§ **What is asked**:
Reproduce every record below exactly as written, leaving out any pictures.
**** Dataset content ****
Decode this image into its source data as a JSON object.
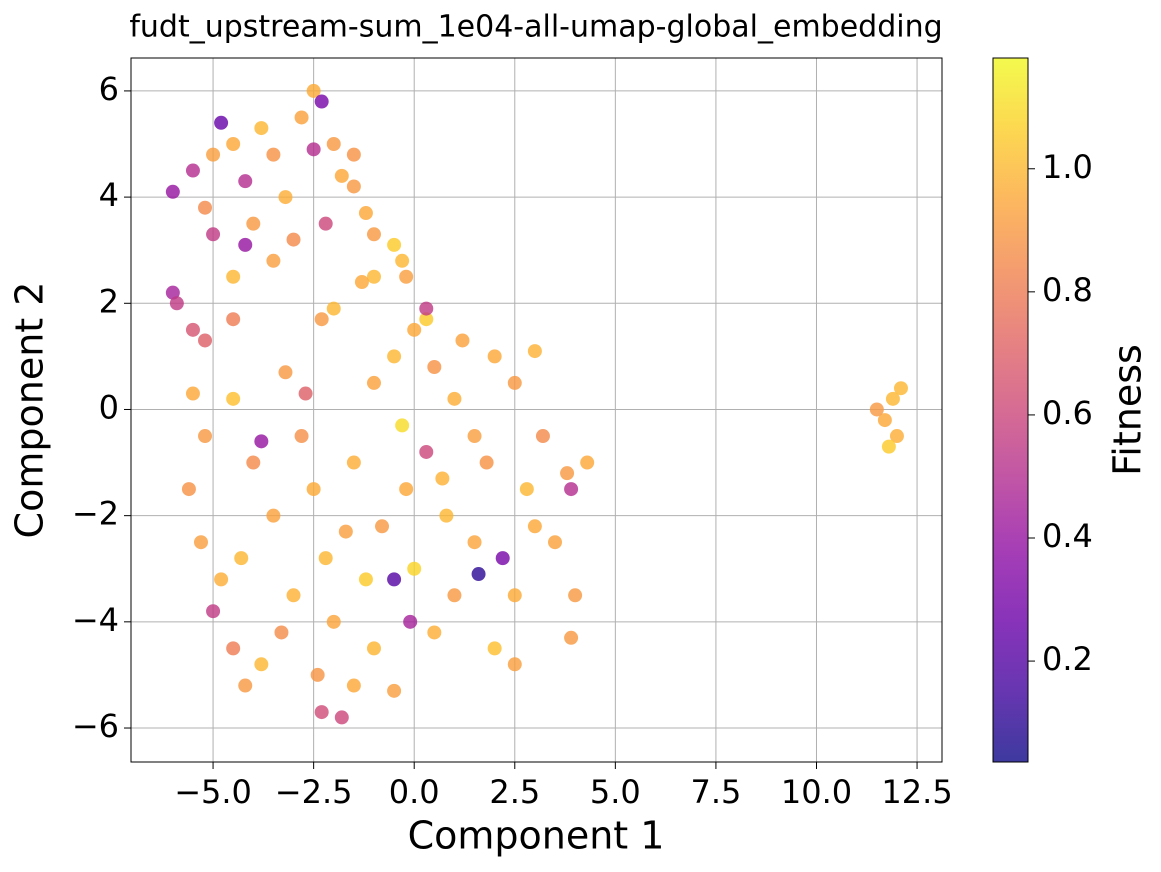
{
  "chart_data": {
    "type": "scatter",
    "title": "fudt_upstream-sum_1e04-all-umap-global_embedding",
    "xlabel": "Component 1",
    "ylabel": "Component 2",
    "xlim": [
      -7.04,
      13.12
    ],
    "ylim": [
      -6.64,
      6.62
    ],
    "xticks": [
      {
        "value": -5,
        "label": "−5.0"
      },
      {
        "value": -2.5,
        "label": "−2.5"
      },
      {
        "value": 0,
        "label": "0.0"
      },
      2.5,
      {
        "value": 5,
        "label": "5.0"
      },
      7.5,
      {
        "value": 10,
        "label": "10.0"
      },
      12.5
    ],
    "yticks": [
      {
        "value": -6,
        "label": "−6"
      },
      {
        "value": -4,
        "label": "−4"
      },
      {
        "value": -2,
        "label": "−2"
      },
      0,
      2,
      4,
      6
    ],
    "grid": true,
    "colorbar": {
      "label": "Fitness",
      "lim": [
        0.036,
        1.18
      ],
      "ticks": [
        0.2,
        0.4,
        0.6,
        0.8,
        {
          "value": 1,
          "label": "1.0"
        }
      ],
      "colormap": "plasma"
    },
    "x": [
      -5.5,
      -5.2,
      -5.6,
      -5.3,
      -4.8,
      -4.5,
      -4.2,
      -3.8,
      -4.0,
      -4.5,
      -3.5,
      -3.0,
      -3.2,
      -2.8,
      -2.5,
      -2.2,
      -2.0,
      -2.4,
      -1.8,
      -1.5,
      -1.0,
      -0.5,
      -1.2,
      -0.8,
      -1.5,
      -1.0,
      -0.5,
      0,
      0.3,
      0.5,
      1.0,
      1.5,
      2.0,
      2.5,
      3.0,
      3.2,
      2.8,
      3.5,
      4.0,
      4.3,
      3.8,
      2.5,
      2.0,
      1.5,
      1.0,
      0.5,
      0.0,
      -0.2,
      0.3,
      0.8,
      1.6,
      2.2,
      -0.5,
      -0.1,
      -3.8,
      -5.0,
      -2.7,
      1.8,
      2.5,
      -0.3,
      0.7,
      -1.7,
      -3.3,
      -4.3,
      3.0,
      3.9,
      1.2,
      0.3,
      -2.3,
      3.9,
      -6.0,
      -5.9,
      -5.2,
      -5.5,
      -4.5,
      -6.0,
      -5.5,
      -5.2,
      -5.0,
      -4.8,
      -4.5,
      -4.2,
      -4.0,
      -3.8,
      -3.5,
      -3.2,
      -3.0,
      -2.8,
      -2.5,
      -2.3,
      -2.0,
      -1.8,
      -1.5,
      -2.2,
      -3.5,
      -4.5,
      -4.2,
      -5.0,
      -2.5,
      -1.5,
      -1.2,
      -1.0,
      -1.0,
      -1.3,
      -0.5,
      -0.3,
      -0.2,
      -2.0,
      -2.3,
      11.7,
      11.9,
      12.0,
      11.8,
      12.1,
      11.5
    ],
    "y": [
      0.3,
      -0.5,
      -1.5,
      -2.5,
      -3.2,
      -4.5,
      -5.2,
      -4.8,
      -1.0,
      0.2,
      -2,
      -3.5,
      0.7,
      -0.5,
      -1.5,
      -2.8,
      -4,
      -5,
      -5.8,
      -5.2,
      -4.5,
      -5.3,
      -3.2,
      -2.2,
      -1,
      0.5,
      1.0,
      1.5,
      1.7,
      0.8,
      0.2,
      -0.5,
      1.0,
      0.5,
      1.1,
      -0.5,
      -1.5,
      -2.5,
      -3.5,
      -1.0,
      -1.2,
      -3.5,
      -4.5,
      -2.5,
      -3.5,
      -4.2,
      -3.0,
      -1.5,
      -0.8,
      -2,
      -3.1,
      -2.8,
      -3.2,
      -4,
      -0.6,
      -3.8,
      0.3,
      -1,
      -4.8,
      -0.3,
      -1.3,
      -2.3,
      -4.2,
      -2.8,
      -2.2,
      -4.3,
      1.3,
      1.9,
      -5.7,
      -1.5,
      2.2,
      2.0,
      1.3,
      1.5,
      1.7,
      4.1,
      4.5,
      3.8,
      4.8,
      5.4,
      5.0,
      4.3,
      3.5,
      5.3,
      4.8,
      4.0,
      3.2,
      5.5,
      6.0,
      5.8,
      5.0,
      4.4,
      4.8,
      3.5,
      2.8,
      2.5,
      3.1,
      3.3,
      4.9,
      4.2,
      3.7,
      3.3,
      2.5,
      2.4,
      3.1,
      2.8,
      2.5,
      1.9,
      1.7,
      -0.2,
      0.2,
      -0.5,
      -0.7,
      0.4,
      0.0
    ],
    "values": [
      0.95,
      0.9,
      0.88,
      0.92,
      0.97,
      0.8,
      0.9,
      1.0,
      0.85,
      1.02,
      0.93,
      0.98,
      0.9,
      0.87,
      0.96,
      1.0,
      0.94,
      0.89,
      0.6,
      0.95,
      0.99,
      0.92,
      1.05,
      0.9,
      0.97,
      0.93,
      1.0,
      0.95,
      1.05,
      0.88,
      0.97,
      0.92,
      0.95,
      0.9,
      0.98,
      0.85,
      1.0,
      0.93,
      0.9,
      0.95,
      0.9,
      0.96,
      1.02,
      0.94,
      0.9,
      0.97,
      1.08,
      0.95,
      0.6,
      1.0,
      0.1,
      0.3,
      0.2,
      0.45,
      0.4,
      0.55,
      0.7,
      0.88,
      0.92,
      1.1,
      0.98,
      0.92,
      0.86,
      1.0,
      0.95,
      0.9,
      0.93,
      0.55,
      0.62,
      0.5,
      0.45,
      0.55,
      0.7,
      0.65,
      0.8,
      0.4,
      0.5,
      0.85,
      0.92,
      0.25,
      0.95,
      0.5,
      0.9,
      1.0,
      0.88,
      0.97,
      0.85,
      0.93,
      0.96,
      0.3,
      0.9,
      0.95,
      0.88,
      0.6,
      0.92,
      1.0,
      0.4,
      0.55,
      0.5,
      0.9,
      0.95,
      0.9,
      1.0,
      0.95,
      1.05,
      1.0,
      0.92,
      1.0,
      0.9,
      0.95,
      1.0,
      0.97,
      1.05,
      1.0,
      0.9
    ]
  }
}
****
§ **Exercise output**:
Decode this image into its source data as a JSON object.
{
  "chart_data": {
    "type": "scatter",
    "title": "fudt_upstream-sum_1e04-all-umap-global_embedding",
    "xlabel": "Component 1",
    "ylabel": "Component 2",
    "xlim": [
      -7.04,
      13.12
    ],
    "ylim": [
      -6.64,
      6.62
    ],
    "xticks": [
      {
        "value": -5,
        "label": "−5.0"
      },
      {
        "value": -2.5,
        "label": "−2.5"
      },
      {
        "value": 0,
        "label": "0.0"
      },
      2.5,
      {
        "value": 5,
        "label": "5.0"
      },
      7.5,
      {
        "value": 10,
        "label": "10.0"
      },
      12.5
    ],
    "yticks": [
      {
        "value": -6,
        "label": "−6"
      },
      {
        "value": -4,
        "label": "−4"
      },
      {
        "value": -2,
        "label": "−2"
      },
      0,
      2,
      4,
      6
    ],
    "grid": true,
    "colorbar": {
      "label": "Fitness",
      "lim": [
        0.036,
        1.18
      ],
      "ticks": [
        0.2,
        0.4,
        0.6,
        0.8,
        {
          "value": 1,
          "label": "1.0"
        }
      ],
      "colormap": "plasma"
    },
    "x": [
      -5.5,
      -5.2,
      -5.6,
      -5.3,
      -4.8,
      -4.5,
      -4.2,
      -3.8,
      -4.0,
      -4.5,
      -3.5,
      -3.0,
      -3.2,
      -2.8,
      -2.5,
      -2.2,
      -2.0,
      -2.4,
      -1.8,
      -1.5,
      -1.0,
      -0.5,
      -1.2,
      -0.8,
      -1.5,
      -1.0,
      -0.5,
      0,
      0.3,
      0.5,
      1.0,
      1.5,
      2.0,
      2.5,
      3.0,
      3.2,
      2.8,
      3.5,
      4.0,
      4.3,
      3.8,
      2.5,
      2.0,
      1.5,
      1.0,
      0.5,
      0.0,
      -0.2,
      0.3,
      0.8,
      1.6,
      2.2,
      -0.5,
      -0.1,
      -3.8,
      -5.0,
      -2.7,
      1.8,
      2.5,
      -0.3,
      0.7,
      -1.7,
      -3.3,
      -4.3,
      3.0,
      3.9,
      1.2,
      0.3,
      -2.3,
      3.9,
      -6.0,
      -5.9,
      -5.2,
      -5.5,
      -4.5,
      -6.0,
      -5.5,
      -5.2,
      -5.0,
      -4.8,
      -4.5,
      -4.2,
      -4.0,
      -3.8,
      -3.5,
      -3.2,
      -3.0,
      -2.8,
      -2.5,
      -2.3,
      -2.0,
      -1.8,
      -1.5,
      -2.2,
      -3.5,
      -4.5,
      -4.2,
      -5.0,
      -2.5,
      -1.5,
      -1.2,
      -1.0,
      -1.0,
      -1.3,
      -0.5,
      -0.3,
      -0.2,
      -2.0,
      -2.3,
      11.7,
      11.9,
      12.0,
      11.8,
      12.1,
      11.5
    ],
    "y": [
      0.3,
      -0.5,
      -1.5,
      -2.5,
      -3.2,
      -4.5,
      -5.2,
      -4.8,
      -1.0,
      0.2,
      -2,
      -3.5,
      0.7,
      -0.5,
      -1.5,
      -2.8,
      -4,
      -5,
      -5.8,
      -5.2,
      -4.5,
      -5.3,
      -3.2,
      -2.2,
      -1,
      0.5,
      1.0,
      1.5,
      1.7,
      0.8,
      0.2,
      -0.5,
      1.0,
      0.5,
      1.1,
      -0.5,
      -1.5,
      -2.5,
      -3.5,
      -1.0,
      -1.2,
      -3.5,
      -4.5,
      -2.5,
      -3.5,
      -4.2,
      -3.0,
      -1.5,
      -0.8,
      -2,
      -3.1,
      -2.8,
      -3.2,
      -4,
      -0.6,
      -3.8,
      0.3,
      -1,
      -4.8,
      -0.3,
      -1.3,
      -2.3,
      -4.2,
      -2.8,
      -2.2,
      -4.3,
      1.3,
      1.9,
      -5.7,
      -1.5,
      2.2,
      2.0,
      1.3,
      1.5,
      1.7,
      4.1,
      4.5,
      3.8,
      4.8,
      5.4,
      5.0,
      4.3,
      3.5,
      5.3,
      4.8,
      4.0,
      3.2,
      5.5,
      6.0,
      5.8,
      5.0,
      4.4,
      4.8,
      3.5,
      2.8,
      2.5,
      3.1,
      3.3,
      4.9,
      4.2,
      3.7,
      3.3,
      2.5,
      2.4,
      3.1,
      2.8,
      2.5,
      1.9,
      1.7,
      -0.2,
      0.2,
      -0.5,
      -0.7,
      0.4,
      0.0
    ],
    "values": [
      0.95,
      0.9,
      0.88,
      0.92,
      0.97,
      0.8,
      0.9,
      1.0,
      0.85,
      1.02,
      0.93,
      0.98,
      0.9,
      0.87,
      0.96,
      1.0,
      0.94,
      0.89,
      0.6,
      0.95,
      0.99,
      0.92,
      1.05,
      0.9,
      0.97,
      0.93,
      1.0,
      0.95,
      1.05,
      0.88,
      0.97,
      0.92,
      0.95,
      0.9,
      0.98,
      0.85,
      1.0,
      0.93,
      0.9,
      0.95,
      0.9,
      0.96,
      1.02,
      0.94,
      0.9,
      0.97,
      1.08,
      0.95,
      0.6,
      1.0,
      0.1,
      0.3,
      0.2,
      0.45,
      0.4,
      0.55,
      0.7,
      0.88,
      0.92,
      1.1,
      0.98,
      0.92,
      0.86,
      1.0,
      0.95,
      0.9,
      0.93,
      0.55,
      0.62,
      0.5,
      0.45,
      0.55,
      0.7,
      0.65,
      0.8,
      0.4,
      0.5,
      0.85,
      0.92,
      0.25,
      0.95,
      0.5,
      0.9,
      1.0,
      0.88,
      0.97,
      0.85,
      0.93,
      0.96,
      0.3,
      0.9,
      0.95,
      0.88,
      0.6,
      0.92,
      1.0,
      0.4,
      0.55,
      0.5,
      0.9,
      0.95,
      0.9,
      1.0,
      0.95,
      1.05,
      1.0,
      0.92,
      1.0,
      0.9,
      0.95,
      1.0,
      0.97,
      1.05,
      1.0,
      0.9
    ]
  }
}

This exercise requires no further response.